Extracted records
- - - - - - -

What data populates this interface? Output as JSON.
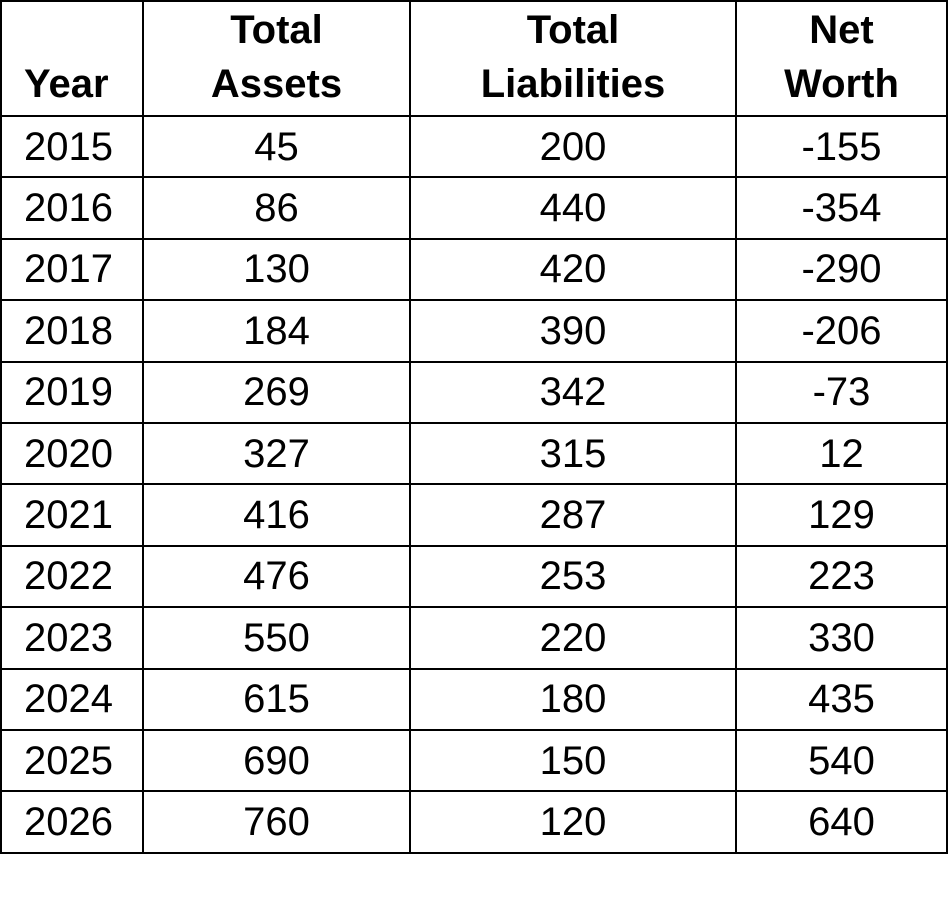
{
  "table": {
    "headers": {
      "year": "Year",
      "total_assets": [
        "Total",
        "Assets"
      ],
      "total_liabilities": [
        "Total",
        "Liabilities"
      ],
      "net_worth": [
        "Net",
        "Worth"
      ]
    },
    "rows": [
      {
        "year": "2015",
        "total_assets": "45",
        "total_liabilities": "200",
        "net_worth": "-155"
      },
      {
        "year": "2016",
        "total_assets": "86",
        "total_liabilities": "440",
        "net_worth": "-354"
      },
      {
        "year": "2017",
        "total_assets": "130",
        "total_liabilities": "420",
        "net_worth": "-290"
      },
      {
        "year": "2018",
        "total_assets": "184",
        "total_liabilities": "390",
        "net_worth": "-206"
      },
      {
        "year": "2019",
        "total_assets": "269",
        "total_liabilities": "342",
        "net_worth": "-73"
      },
      {
        "year": "2020",
        "total_assets": "327",
        "total_liabilities": "315",
        "net_worth": "12"
      },
      {
        "year": "2021",
        "total_assets": "416",
        "total_liabilities": "287",
        "net_worth": "129"
      },
      {
        "year": "2022",
        "total_assets": "476",
        "total_liabilities": "253",
        "net_worth": "223"
      },
      {
        "year": "2023",
        "total_assets": "550",
        "total_liabilities": "220",
        "net_worth": "330"
      },
      {
        "year": "2024",
        "total_assets": "615",
        "total_liabilities": "180",
        "net_worth": "435"
      },
      {
        "year": "2025",
        "total_assets": "690",
        "total_liabilities": "150",
        "net_worth": "540"
      },
      {
        "year": "2026",
        "total_assets": "760",
        "total_liabilities": "120",
        "net_worth": "640"
      }
    ]
  }
}
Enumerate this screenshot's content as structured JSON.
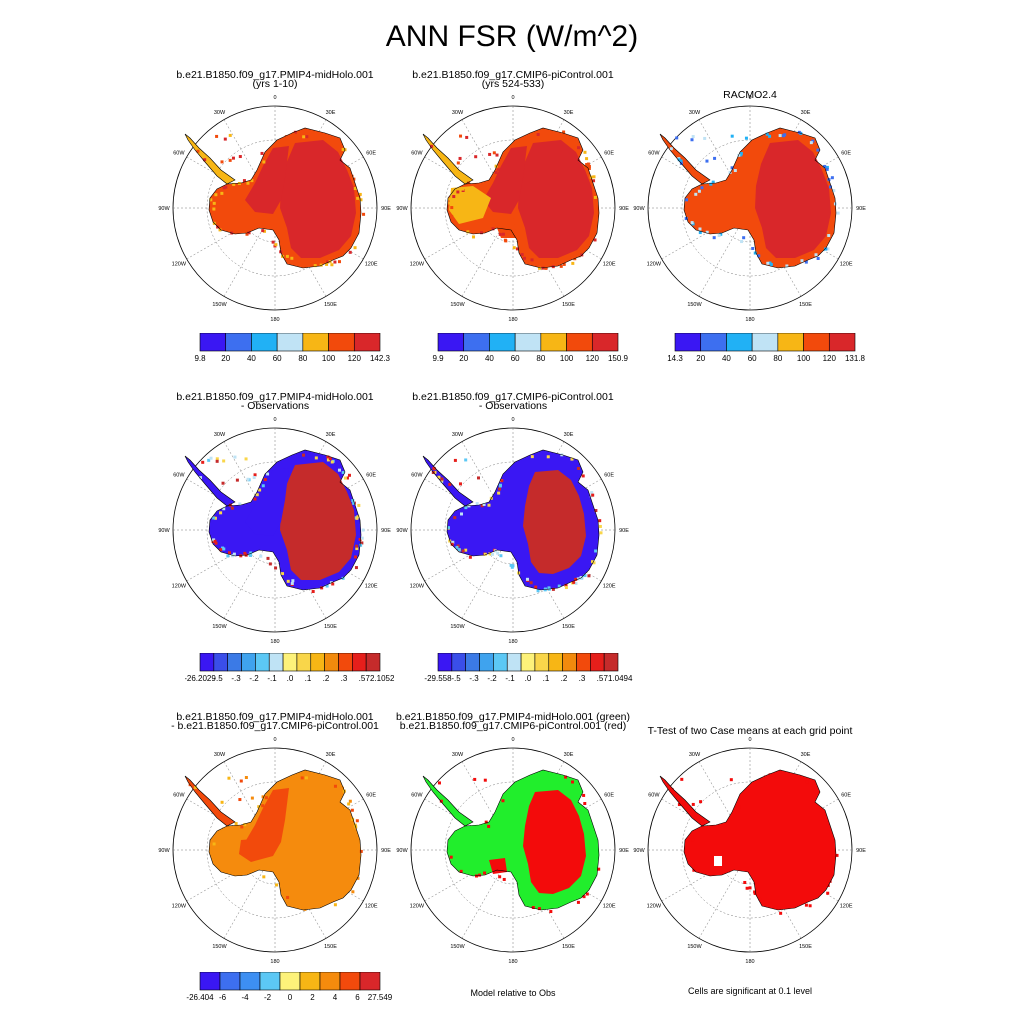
{
  "title": "ANN FSR (W/m^2)",
  "longitude_labels": [
    "0",
    "30E",
    "60E",
    "90E",
    "120E",
    "150E",
    "180",
    "150W",
    "120W",
    "90W",
    "60W",
    "30W"
  ],
  "colors": {
    "scale": [
      "#3a17f3",
      "#3d6ff0",
      "#21b1f5",
      "#c0e3f5",
      "#f7b615",
      "#f24a0c",
      "#d9272a"
    ],
    "diff": [
      "#3a17f3",
      "#3a4ee9",
      "#3b7ae6",
      "#3fa3ee",
      "#5cc8f5",
      "#bfe3f5",
      "#fdf27a",
      "#f9d64a",
      "#f7b615",
      "#f28a0d",
      "#f24a0c",
      "#e61f1b",
      "#c52b2b"
    ],
    "casediff": [
      "#3a17f3",
      "#3d6ff0",
      "#3d8ff2",
      "#5cc8f5",
      "#fdf27a",
      "#f7b615",
      "#f58b0d",
      "#f24a0c",
      "#d9272a"
    ],
    "green": "#21ee2c",
    "red": "#f30b0b",
    "ocean": "#ffffff"
  },
  "panels": [
    {
      "title_line1": "b.e21.B1850.f09_g17.PMIP4-midHolo.001",
      "title_line2": "(yrs 1-10)",
      "colorbar_labels": [
        "9.8",
        "20",
        "40",
        "60",
        "80",
        "100",
        "120",
        "142.3"
      ]
    },
    {
      "title_line1": "b.e21.B1850.f09_g17.CMIP6-piControl.001",
      "title_line2": "(yrs 524-533)",
      "colorbar_labels": [
        "9.9",
        "20",
        "40",
        "60",
        "80",
        "100",
        "120",
        "150.9"
      ]
    },
    {
      "title_line1": "RACMO2.4",
      "title_line2": "",
      "colorbar_labels": [
        "14.3",
        "20",
        "40",
        "60",
        "80",
        "100",
        "120",
        "131.8"
      ]
    },
    {
      "title_line1": "b.e21.B1850.f09_g17.PMIP4-midHolo.001",
      "title_line2": "- Observations",
      "colorbar_labels": [
        "-26.2029",
        "-.5",
        "-.3",
        "-.2",
        "-.1",
        ".0",
        ".1",
        ".2",
        ".3",
        ".5",
        "72.1052"
      ]
    },
    {
      "title_line1": "b.e21.B1850.f09_g17.CMIP6-piControl.001",
      "title_line2": "- Observations",
      "colorbar_labels": [
        "-29.558",
        "-.5",
        "-.3",
        "-.2",
        "-.1",
        ".0",
        ".1",
        ".2",
        ".3",
        ".5",
        "71.0494"
      ]
    },
    {
      "title_line1": "b.e21.B1850.f09_g17.PMIP4-midHolo.001",
      "title_line2": "- b.e21.B1850.f09_g17.CMIP6-piControl.001",
      "colorbar_labels": [
        "-26.404",
        "-6",
        "-4",
        "-2",
        "0",
        "2",
        "4",
        "6",
        "27.549"
      ]
    },
    {
      "title_line1": "b.e21.B1850.f09_g17.PMIP4-midHolo.001 (green)",
      "title_line2": "b.e21.B1850.f09_g17.CMIP6-piControl.001 (red)",
      "colorbar_labels": []
    },
    {
      "title_line1": "T-Test of two Case means at each grid point",
      "title_line2": "",
      "colorbar_labels": []
    }
  ],
  "notes": {
    "model_relative": "Model relative to Obs",
    "significance": "Cells are significant at 0.1 level"
  },
  "chart_data": {
    "type": "heatmap",
    "title": "ANN FSR (W/m^2)",
    "projection": "south polar stereographic",
    "maps": [
      {
        "name": "b.e21.B1850.f09_g17.PMIP4-midHolo.001 (yrs 1-10)",
        "range": [
          9.8,
          142.3
        ],
        "levels": [
          20,
          40,
          60,
          80,
          100,
          120
        ]
      },
      {
        "name": "b.e21.B1850.f09_g17.CMIP6-piControl.001 (yrs 524-533)",
        "range": [
          9.9,
          150.9
        ],
        "levels": [
          20,
          40,
          60,
          80,
          100,
          120
        ]
      },
      {
        "name": "RACMO2.4",
        "range": [
          14.3,
          131.8
        ],
        "levels": [
          20,
          40,
          60,
          80,
          100,
          120
        ]
      },
      {
        "name": "b.e21.B1850.f09_g17.PMIP4-midHolo.001 - Observations",
        "range": [
          -26.2029,
          72.1052
        ],
        "levels": [
          -0.5,
          -0.3,
          -0.2,
          -0.1,
          0.0,
          0.1,
          0.2,
          0.3,
          0.5
        ]
      },
      {
        "name": "b.e21.B1850.f09_g17.CMIP6-piControl.001 - Observations",
        "range": [
          -29.558,
          71.0494
        ],
        "levels": [
          -0.5,
          -0.3,
          -0.2,
          -0.1,
          0.0,
          0.1,
          0.2,
          0.3,
          0.5
        ]
      },
      {
        "name": "b.e21.B1850.f09_g17.PMIP4-midHolo.001 - b.e21.B1850.f09_g17.CMIP6-piControl.001",
        "range": [
          -26.404,
          27.549
        ],
        "levels": [
          -6,
          -4,
          -2,
          0,
          2,
          4,
          6
        ]
      },
      {
        "name": "Model relative to Obs",
        "categories": [
          "b.e21.B1850.f09_g17.PMIP4-midHolo.001 (green)",
          "b.e21.B1850.f09_g17.CMIP6-piControl.001 (red)"
        ]
      },
      {
        "name": "T-Test of two Case means at each grid point",
        "significance": 0.1
      }
    ]
  }
}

- - - - - - -

> SET PROBLEM
Copy out every line of the data that includes the word "this".

> TASK SOLUTION
What data populates this interface? Output as JSON.
Enumerate this screenshot's content as structured JSON.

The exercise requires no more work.